Instruction:
Work through the records below and tally every line containing "press". Reply with the total alone.

Records contained in a dataset

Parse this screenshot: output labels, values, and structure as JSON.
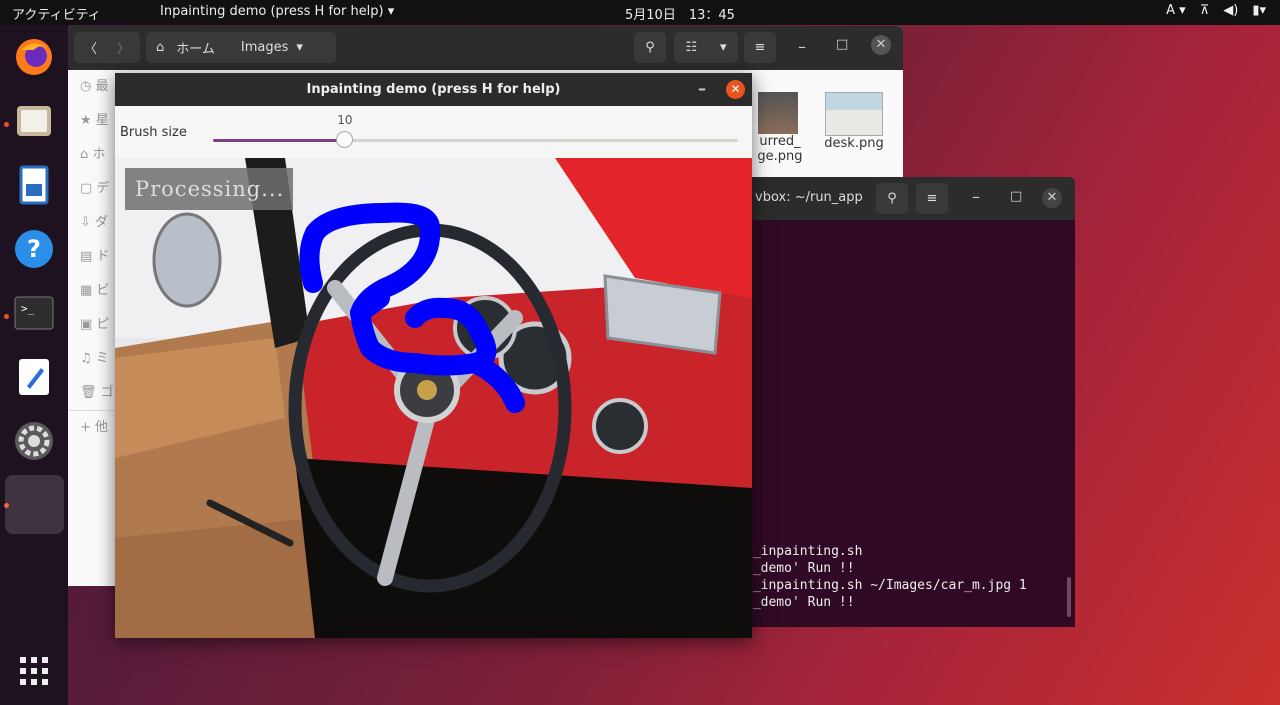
{
  "topbar": {
    "activities": "アクティビティ",
    "app_menu": "Inpainting demo (press H for help)",
    "clock": "5月10日　13：45",
    "input_method": "A"
  },
  "dock": {
    "items": [
      "firefox-icon",
      "files-icon",
      "writer-icon",
      "help-icon",
      "terminal-icon",
      "text-editor-icon",
      "settings-icon",
      "app-window-icon"
    ],
    "show_apps_icon": "apps-grid-icon"
  },
  "files": {
    "location_home": "ホーム",
    "location_images": "Images",
    "sidebar": [
      "最",
      "星",
      "ホ",
      "デ",
      "ダ",
      "ド",
      "ビ",
      "ピ",
      "ミ",
      "ゴ"
    ],
    "other_locations": "+ 他",
    "thumbs": [
      {
        "label1": "urred_",
        "label2": "ge.png"
      },
      {
        "label1": "desk.png",
        "label2": ""
      }
    ]
  },
  "terminal": {
    "title": "vbox: ~/run_app",
    "lines": [
      "e_inpainting.sh",
      "g_demo' Run !!",
      "e_inpainting.sh ~/Images/car_m.jpg 1",
      "g_demo' Run !!"
    ]
  },
  "inpaint": {
    "title": "Inpainting demo (press H for help)",
    "brush_label": "Brush size",
    "brush_value": "10",
    "brush_fraction": 0.25,
    "processing": "Processing..."
  },
  "colors": {
    "accent": "#e95420",
    "slider": "#7b3f83",
    "mask": "#0000ff",
    "car_red": "#e11a1a"
  }
}
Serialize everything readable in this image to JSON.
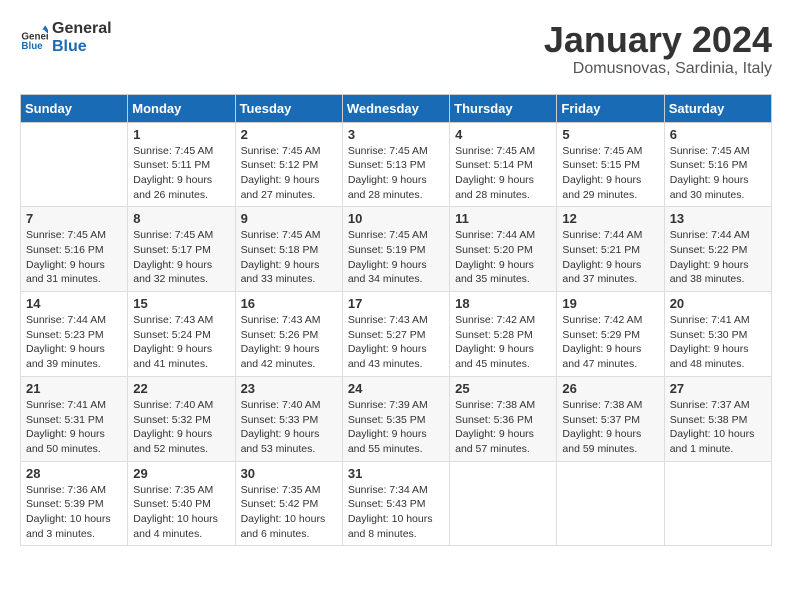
{
  "header": {
    "logo_line1": "General",
    "logo_line2": "Blue",
    "month": "January 2024",
    "location": "Domusnovas, Sardinia, Italy"
  },
  "weekdays": [
    "Sunday",
    "Monday",
    "Tuesday",
    "Wednesday",
    "Thursday",
    "Friday",
    "Saturday"
  ],
  "weeks": [
    [
      {
        "day": "",
        "info": ""
      },
      {
        "day": "1",
        "info": "Sunrise: 7:45 AM\nSunset: 5:11 PM\nDaylight: 9 hours\nand 26 minutes."
      },
      {
        "day": "2",
        "info": "Sunrise: 7:45 AM\nSunset: 5:12 PM\nDaylight: 9 hours\nand 27 minutes."
      },
      {
        "day": "3",
        "info": "Sunrise: 7:45 AM\nSunset: 5:13 PM\nDaylight: 9 hours\nand 28 minutes."
      },
      {
        "day": "4",
        "info": "Sunrise: 7:45 AM\nSunset: 5:14 PM\nDaylight: 9 hours\nand 28 minutes."
      },
      {
        "day": "5",
        "info": "Sunrise: 7:45 AM\nSunset: 5:15 PM\nDaylight: 9 hours\nand 29 minutes."
      },
      {
        "day": "6",
        "info": "Sunrise: 7:45 AM\nSunset: 5:16 PM\nDaylight: 9 hours\nand 30 minutes."
      }
    ],
    [
      {
        "day": "7",
        "info": "Sunrise: 7:45 AM\nSunset: 5:16 PM\nDaylight: 9 hours\nand 31 minutes."
      },
      {
        "day": "8",
        "info": "Sunrise: 7:45 AM\nSunset: 5:17 PM\nDaylight: 9 hours\nand 32 minutes."
      },
      {
        "day": "9",
        "info": "Sunrise: 7:45 AM\nSunset: 5:18 PM\nDaylight: 9 hours\nand 33 minutes."
      },
      {
        "day": "10",
        "info": "Sunrise: 7:45 AM\nSunset: 5:19 PM\nDaylight: 9 hours\nand 34 minutes."
      },
      {
        "day": "11",
        "info": "Sunrise: 7:44 AM\nSunset: 5:20 PM\nDaylight: 9 hours\nand 35 minutes."
      },
      {
        "day": "12",
        "info": "Sunrise: 7:44 AM\nSunset: 5:21 PM\nDaylight: 9 hours\nand 37 minutes."
      },
      {
        "day": "13",
        "info": "Sunrise: 7:44 AM\nSunset: 5:22 PM\nDaylight: 9 hours\nand 38 minutes."
      }
    ],
    [
      {
        "day": "14",
        "info": "Sunrise: 7:44 AM\nSunset: 5:23 PM\nDaylight: 9 hours\nand 39 minutes."
      },
      {
        "day": "15",
        "info": "Sunrise: 7:43 AM\nSunset: 5:24 PM\nDaylight: 9 hours\nand 41 minutes."
      },
      {
        "day": "16",
        "info": "Sunrise: 7:43 AM\nSunset: 5:26 PM\nDaylight: 9 hours\nand 42 minutes."
      },
      {
        "day": "17",
        "info": "Sunrise: 7:43 AM\nSunset: 5:27 PM\nDaylight: 9 hours\nand 43 minutes."
      },
      {
        "day": "18",
        "info": "Sunrise: 7:42 AM\nSunset: 5:28 PM\nDaylight: 9 hours\nand 45 minutes."
      },
      {
        "day": "19",
        "info": "Sunrise: 7:42 AM\nSunset: 5:29 PM\nDaylight: 9 hours\nand 47 minutes."
      },
      {
        "day": "20",
        "info": "Sunrise: 7:41 AM\nSunset: 5:30 PM\nDaylight: 9 hours\nand 48 minutes."
      }
    ],
    [
      {
        "day": "21",
        "info": "Sunrise: 7:41 AM\nSunset: 5:31 PM\nDaylight: 9 hours\nand 50 minutes."
      },
      {
        "day": "22",
        "info": "Sunrise: 7:40 AM\nSunset: 5:32 PM\nDaylight: 9 hours\nand 52 minutes."
      },
      {
        "day": "23",
        "info": "Sunrise: 7:40 AM\nSunset: 5:33 PM\nDaylight: 9 hours\nand 53 minutes."
      },
      {
        "day": "24",
        "info": "Sunrise: 7:39 AM\nSunset: 5:35 PM\nDaylight: 9 hours\nand 55 minutes."
      },
      {
        "day": "25",
        "info": "Sunrise: 7:38 AM\nSunset: 5:36 PM\nDaylight: 9 hours\nand 57 minutes."
      },
      {
        "day": "26",
        "info": "Sunrise: 7:38 AM\nSunset: 5:37 PM\nDaylight: 9 hours\nand 59 minutes."
      },
      {
        "day": "27",
        "info": "Sunrise: 7:37 AM\nSunset: 5:38 PM\nDaylight: 10 hours\nand 1 minute."
      }
    ],
    [
      {
        "day": "28",
        "info": "Sunrise: 7:36 AM\nSunset: 5:39 PM\nDaylight: 10 hours\nand 3 minutes."
      },
      {
        "day": "29",
        "info": "Sunrise: 7:35 AM\nSunset: 5:40 PM\nDaylight: 10 hours\nand 4 minutes."
      },
      {
        "day": "30",
        "info": "Sunrise: 7:35 AM\nSunset: 5:42 PM\nDaylight: 10 hours\nand 6 minutes."
      },
      {
        "day": "31",
        "info": "Sunrise: 7:34 AM\nSunset: 5:43 PM\nDaylight: 10 hours\nand 8 minutes."
      },
      {
        "day": "",
        "info": ""
      },
      {
        "day": "",
        "info": ""
      },
      {
        "day": "",
        "info": ""
      }
    ]
  ]
}
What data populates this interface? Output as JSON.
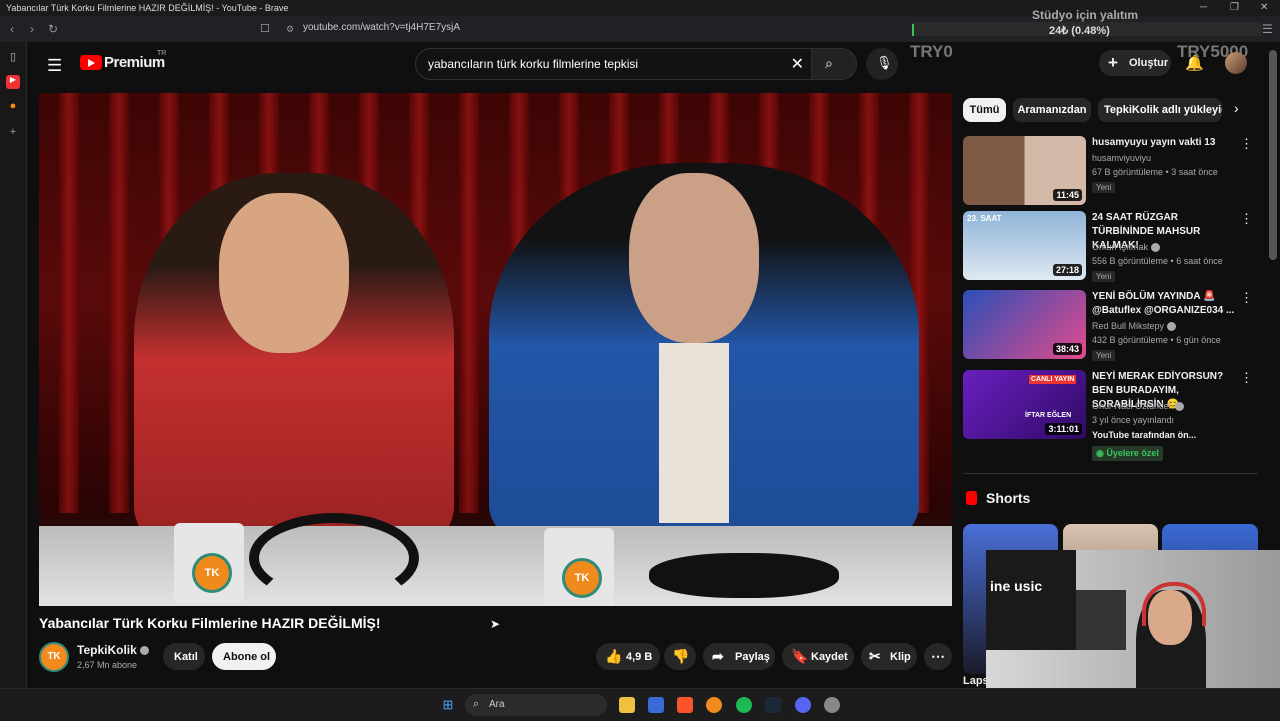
{
  "window": {
    "title": "Yabancılar Türk Korku Filmlerine HAZIR DEĞİLMİŞ! - YouTube - Brave",
    "controls": [
      "─",
      "❐",
      "✕"
    ]
  },
  "browser": {
    "url": "youtube.com/watch?v=tj4H7E7ysjA"
  },
  "stream_overlay": {
    "title": "Stüdyo için yalıtım",
    "value": "24₺ (0.48%)",
    "min_label": "TRY0",
    "max_label": "TRY5000",
    "progress_fraction": 0.0048
  },
  "header": {
    "logo_text": "Premium",
    "region": "TR",
    "search_query": "yabancıların türk korku filmlerine tepkisi",
    "create_label": "Oluştur"
  },
  "video": {
    "title": "Yabancılar Türk Korku Filmlerine HAZIR DEĞİLMİŞ!",
    "mug_logo": "TK",
    "channel_name": "TepkiKolik",
    "channel_avatar_text": "TK",
    "subscribers": "2,67 Mn abone",
    "join_label": "Katıl",
    "subscribe_label": "Abone ol",
    "likes": "4,9 B",
    "share_label": "Paylaş",
    "save_label": "Kaydet",
    "clip_label": "Klip"
  },
  "filters": [
    {
      "label": "Tümü"
    },
    {
      "label": "Aramanızdan"
    },
    {
      "label": "TepkiKolik adlı yükleyici"
    }
  ],
  "recommendations": [
    {
      "title": "husamyuyu yayın vakti 13",
      "channel": "husamviyuviyu",
      "meta": "67 B görüntüleme • 3 saat önce",
      "duration": "11:45",
      "badge": "Yeni"
    },
    {
      "title": "24 SAAT RÜZGAR TÜRBİNİNDE MAHSUR KALMAK!",
      "channel": "Orkun Işıtmak",
      "meta": "556 B görüntüleme • 6 saat önce",
      "duration": "27:18",
      "badge": "Yeni",
      "thumb_text": "23. SAAT"
    },
    {
      "title": "YENİ BÖLÜM YAYINDA 🚨 @Batuflex @ORGANIZE034 ...",
      "channel": "Red Bull Mikstepy",
      "meta": "432 B görüntüleme • 6 gün önce",
      "duration": "38:43",
      "badge": "Yeni"
    },
    {
      "title": "NEYİ MERAK EDİYORSUN? BEN BURADAYIM, SORABİLİRSİN 😊",
      "channel": "Onur Naci Öztürkler",
      "meta": "3 yıl önce yayınlandı",
      "duration": "3:11:01",
      "extra": "YouTube tarafından ön...",
      "member": "Üyelere özel",
      "thumb_text1": "CANLI YAYIN",
      "thumb_text2": "İFTAR EĞLEN"
    }
  ],
  "shorts": {
    "title": "Shorts",
    "partial_label": "Laps"
  },
  "webcam": {
    "monitor_text": "ine usic"
  },
  "taskbar": {
    "search_label": "Ara"
  }
}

The output:
2